§ Required work:
Pictures stay out of the copy; set down each line of the listing below exactly.

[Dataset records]
☆ ☆ ☆ ☆ ☆

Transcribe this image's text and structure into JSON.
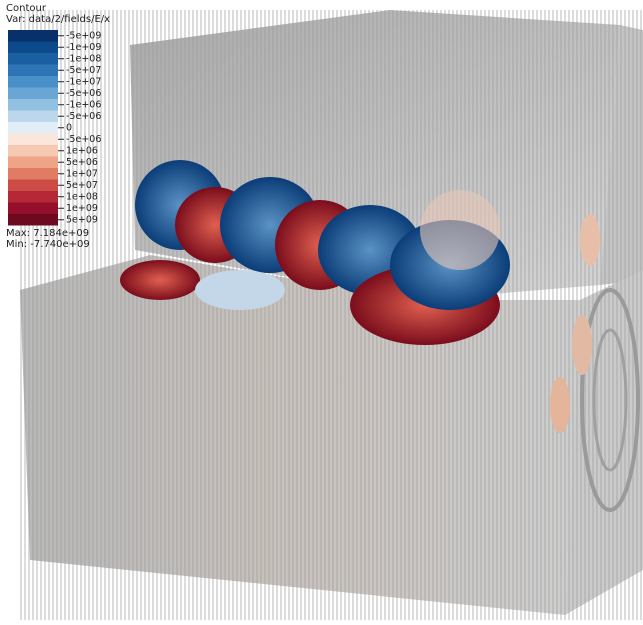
{
  "legend": {
    "title": "Contour",
    "variable": "Var: data/2/fields/E/x",
    "labels": [
      "-5e+09",
      "-1e+09",
      "-1e+08",
      "-5e+07",
      "-1e+07",
      "-5e+06",
      "-1e+06",
      "-5e+06",
      "0",
      "-5e+06",
      "1e+06",
      "5e+06",
      "1e+07",
      "5e+07",
      "1e+08",
      "1e+09",
      "5e+09"
    ],
    "max": "Max: 7.184e+09",
    "min": "Min: -7.740e+09"
  }
}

☆ ☆ ☆ ☆ ☆

§ Problem solution:
Transcribe this image's text and structure into JSON.
{
  "legend": {
    "title": "Contour",
    "variable": "Var: data/2/fields/E/x",
    "labels": [
      "-5e+09",
      "-1e+09",
      "-1e+08",
      "-5e+07",
      "-1e+07",
      "-5e+06",
      "-1e+06",
      "-5e+06",
      "0",
      "-5e+06",
      "1e+06",
      "5e+06",
      "1e+07",
      "5e+07",
      "1e+08",
      "1e+09",
      "5e+09"
    ],
    "max": "Max: 7.184e+09",
    "min": "Min: -7.740e+09"
  }
}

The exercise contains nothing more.